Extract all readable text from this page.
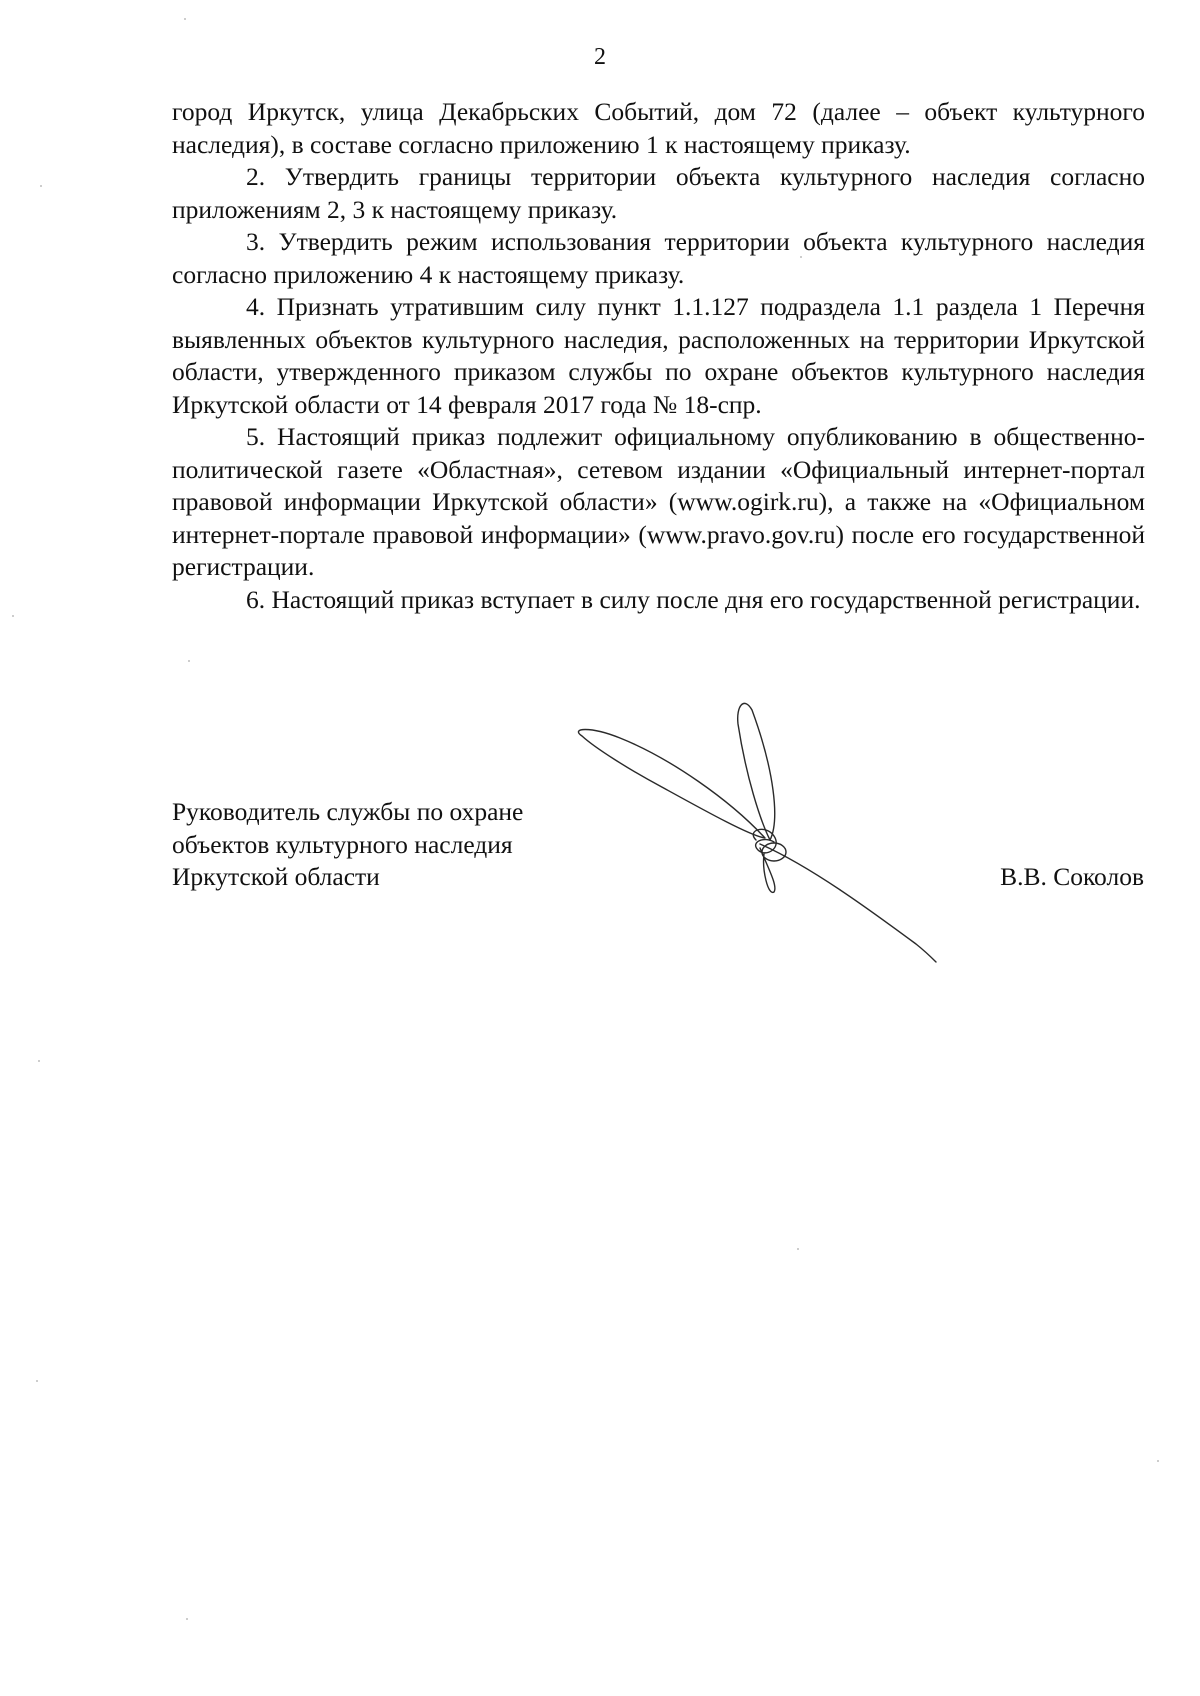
2

город Иркутск, улица Декабрьских Событий, дом 72 (далее – объект культурного наследия), в составе согласно приложению 1 к настоящему приказу.

2. Утвердить границы территории объекта культурного наследия согласно приложениям 2, 3 к настоящему приказу.

3. Утвердить режим использования территории объекта культурного наследия согласно приложению 4 к настоящему приказу.

4. Признать утратившим силу пункт 1.1.127 подраздела 1.1 раздела 1 Перечня выявленных объектов культурного наследия, расположенных на территории Иркутской области, утвержденного приказом службы по охране объектов культурного наследия Иркутской области от 14 февраля 2017 года № 18-спр.

5. Настоящий приказ подлежит официальному опубликованию в общественно-политической газете «Областная», сетевом издании «Официальный интернет-портал правовой информации Иркутской области» (www.ogirk.ru), а также на «Официальном интернет-портале правовой информации» (www.pravo.gov.ru) после его государственной регистрации.

6. Настоящий приказ вступает в силу после дня его государственной регистрации.

Руководитель службы по охране
объектов культурного наследия
Иркутской области	В.В. Соколов
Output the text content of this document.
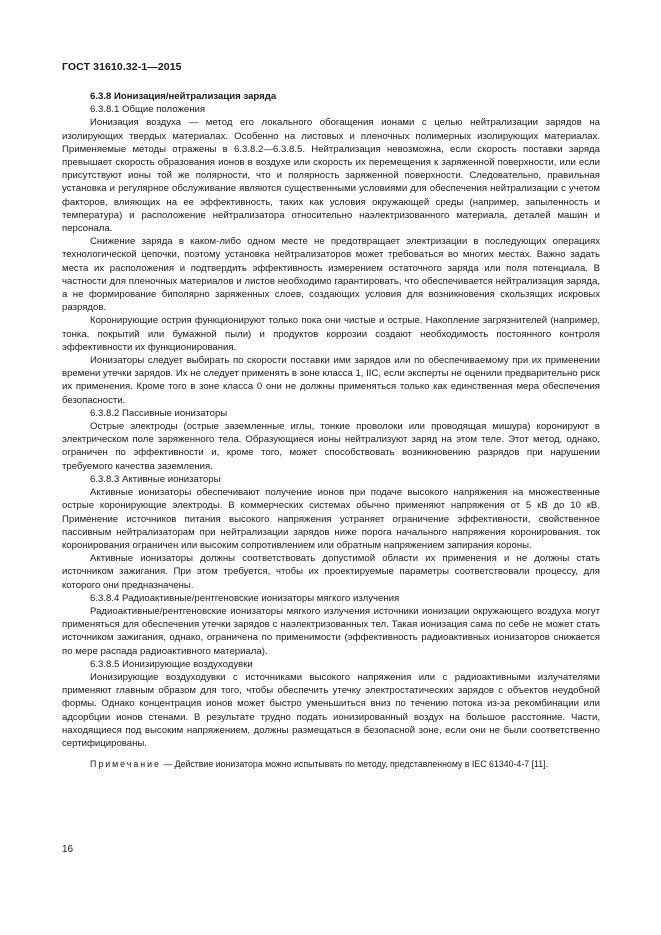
ГОСТ 31610.32-1—2015

6.3.8 Ионизация/нейтрализация заряда

6.3.8.1 Общие положения

Ионизация воздуха — метод его локального обогащения ионами с целью нейтрализации зарядов на изолирующих твердых материалах. Особенно на листовых и пленочных полимерных изолирующих материалах. Применяемые методы отражены в 6.3.8.2—6.3.8.5. Нейтрализация невозможна, если скорость поставки заряда превышает скорость образования ионов в воздухе или скорость их перемещения к заряженной поверхности, или если присутствуют ионы той же полярности, что и полярность заряженной поверхности. Следовательно, правильная установка и регулярное обслуживание являются существенными условиями для обеспечения нейтрализации с учетом факторов, влияющих на ее эффективность, таких как условия окружающей среды (например, запыленность и температура) и расположение нейтрализатора относительно наэлектризованного материала, деталей машин и персонала.

Снижение заряда в каком-либо одном месте не предотвращает электризации в последующих операциях технологической цепочки, поэтому установка нейтрализаторов может требоваться во многих местах. Важно задать места их расположения и подтвердить эффективность измерением остаточного заряда или поля потенциала. В частности для пленочных материалов и листов необходимо гарантировать, что обеспечивается нейтрализация заряда, а не формирование биполярно заряженных слоев, создающих условия для возникновения скользящих искровых разрядов.

Коронирующие острия функционируют только пока они чистые и острые. Накопление загрязнителей (например, тонка, покрытий или бумажной пыли) и продуктов коррозии создают необходимость постоянного контроля эффективности их функционирования.

Ионизаторы следует выбирать по скорости поставки ими зарядов или по обеспечиваемому при их применении времени утечки зарядов. Их не следует применять в зоне класса 1, IIC, если эксперты не оценили предварительно риск их применения. Кроме того в зоне класса 0 они не должны применяться только как единственная мера обеспечения безопасности.

6.3.8.2 Пассивные ионизаторы

Острые электроды (острые заземленные иглы, тонкие проволоки или проводящая мишура) коронируют в электрическом поле заряженного тела. Образующиеся ионы нейтрализуют заряд на этом теле. Этот метод, однако, ограничен по эффективности и, кроме того, может способствовать возникновению разрядов при нарушении требуемого качества заземления.

6.3.8.3 Активные ионизаторы

Активные ионизаторы обеспечивают получение ионов при подаче высокого напряжения на множественные острые коронирующие электроды. В коммерческих системах обычно применяют напряжения от 5 кВ до 10 кВ. Применение источников питания высокого напряжения устраняет ограничение эффективности, свойственное пассивным нейтрализаторам при нейтрализации зарядов ниже порога начального напряжения коронирования. ток коронирования ограничен или высоким сопротивлением или обратным напряжением запирания короны.

Активные ионизаторы должны соответствовать допустимой области их применения и не должны стать источником зажигания. При этом требуется, чтобы их проектируемые параметры соответствовали процессу, для которого они предназначены.

6.3.8.4 Радиоактивные/рентгеновские ионизаторы мягкого излучения

Радиоактивные/рентгеновские ионизаторы мягкого излучения источники ионизации окружающего воздуха могут применяться для обеспечения утечки зарядов с наэлектризованных тел. Такая ионизация сама по себе не может стать источником зажигания, однако, ограничена по применимости (эффективность радиоактивных ионизаторов снижается по мере распада радиоактивного материала).

6.3.8.5 Ионизирующие воздуходувки

Ионизирующие воздуходувки с источниками высокого напряжения или с радиоактивными излучателями применяют главным образом для того, чтобы обеспечить утечку электростатических зарядов с объектов неудобной формы. Однако концентрация ионов может быстро уменьшиться вниз по течению потока из-за рекомбинации или адсорбции ионов стенами. В результате трудно подать ионизированный воздух на большое расстояние. Части, находящиеся под высоким напряжением, должны размещаться в безопасной зоне, если они не были соответственно сертифицированы.

Примечание — Действие ионизатора можно испытывать по методу, представленному в IEC 61340-4-7 [11].

16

Stated goal | Copy out every line of the material above exactly, skipping the pictures.

The answer |
Extract all readable text from this page.
2

город Иркутск, улица Декабрьских Событий, дом 72 (далее – объект культурного наследия), в составе согласно приложению 1 к настоящему приказу.

2. Утвердить границы территории объекта культурного наследия согласно приложениям 2, 3 к настоящему приказу.

3. Утвердить режим использования территории объекта культурного наследия согласно приложению 4 к настоящему приказу.

4. Признать утратившим силу пункт 1.1.127 подраздела 1.1 раздела 1 Перечня выявленных объектов культурного наследия, расположенных на территории Иркутской области, утвержденного приказом службы по охране объектов культурного наследия Иркутской области от 14 февраля 2017 года № 18-спр.

5. Настоящий приказ подлежит официальному опубликованию в общественно-политической газете «Областная», сетевом издании «Официальный интернет-портал правовой информации Иркутской области» (www.ogirk.ru), а также на «Официальном интернет-портале правовой информации» (www.pravo.gov.ru) после его государственной регистрации.

6. Настоящий приказ вступает в силу после дня его государственной регистрации.

Руководитель службы по охране
объектов культурного наследия
Иркутской области	В.В. Соколов
Output the text content of this document.
ГОСТ 31610.32-1—2015

6.3.8 Ионизация/нейтрализация заряда

6.3.8.1 Общие положения

Ионизация воздуха — метод его локального обогащения ионами с целью нейтрализации зарядов на изолирующих твердых материалах. Особенно на листовых и пленочных полимерных изолирующих материалах. Применяемые методы отражены в 6.3.8.2—6.3.8.5. Нейтрализация невозможна, если скорость поставки заряда превышает скорость образования ионов в воздухе или скорость их перемещения к заряженной поверхности, или если присутствуют ионы той же полярности, что и полярность заряженной поверхности. Следовательно, правильная установка и регулярное обслуживание являются существенными условиями для обеспечения нейтрализации с учетом факторов, влияющих на ее эффективность, таких как условия окружающей среды (например, запыленность и температура) и расположение нейтрализатора относительно наэлектризованного материала, деталей машин и персонала.

Снижение заряда в каком-либо одном месте не предотвращает электризации в последующих операциях технологической цепочки, поэтому установка нейтрализаторов может требоваться во многих местах. Важно задать места их расположения и подтвердить эффективность измерением остаточного заряда или поля потенциала. В частности для пленочных материалов и листов необходимо гарантировать, что обеспечивается нейтрализация заряда, а не формирование биполярно заряженных слоев, создающих условия для возникновения скользящих искровых разрядов.

Коронирующие острия функционируют только пока они чистые и острые. Накопление загрязнителей (например, тонка, покрытий или бумажной пыли) и продуктов коррозии создают необходимость постоянного контроля эффективности их функционирования.

Ионизаторы следует выбирать по скорости поставки ими зарядов или по обеспечиваемому при их применении времени утечки зарядов. Их не следует применять в зоне класса 1, IIC, если эксперты не оценили предварительно риск их применения. Кроме того в зоне класса 0 они не должны применяться только как единственная мера обеспечения безопасности.

6.3.8.2 Пассивные ионизаторы

Острые электроды (острые заземленные иглы, тонкие проволоки или проводящая мишура) коронируют в электрическом поле заряженного тела. Образующиеся ионы нейтрализуют заряд на этом теле. Этот метод, однако, ограничен по эффективности и, кроме того, может способствовать возникновению разрядов при нарушении требуемого качества заземления.

6.3.8.3 Активные ионизаторы

Активные ионизаторы обеспечивают получение ионов при подаче высокого напряжения на множественные острые коронирующие электроды. В коммерческих системах обычно применяют напряжения от 5 кВ до 10 кВ. Применение источников питания высокого напряжения устраняет ограничение эффективности, свойственное пассивным нейтрализаторам при нейтрализации зарядов ниже порога начального напряжения коронирования. ток коронирования ограничен или высоким сопротивлением или обратным напряжением запирания короны.

Активные ионизаторы должны соответствовать допустимой области их применения и не должны стать источником зажигания. При этом требуется, чтобы их проектируемые параметры соответствовали процессу, для которого они предназначены.

6.3.8.4 Радиоактивные/рентгеновские ионизаторы мягкого излучения

Радиоактивные/рентгеновские ионизаторы мягкого излучения источники ионизации окружающего воздуха могут применяться для обеспечения утечки зарядов с наэлектризованных тел. Такая ионизация сама по себе не может стать источником зажигания, однако, ограничена по применимости (эффективность радиоактивных ионизаторов снижается по мере распада радиоактивного материала).

6.3.8.5 Ионизирующие воздуходувки

Ионизирующие воздуходувки с источниками высокого напряжения или с радиоактивными излучателями применяют главным образом для того, чтобы обеспечить утечку электростатических зарядов с объектов неудобной формы. Однако концентрация ионов может быстро уменьшиться вниз по течению потока из-за рекомбинации или адсорбции ионов стенами. В результате трудно подать ионизированный воздух на большое расстояние. Части, находящиеся под высоким напряжением, должны размещаться в безопасной зоне, если они не были соответственно сертифицированы.

Примечание — Действие ионизатора можно испытывать по методу, представленному в IEC 61340-4-7 [11].

16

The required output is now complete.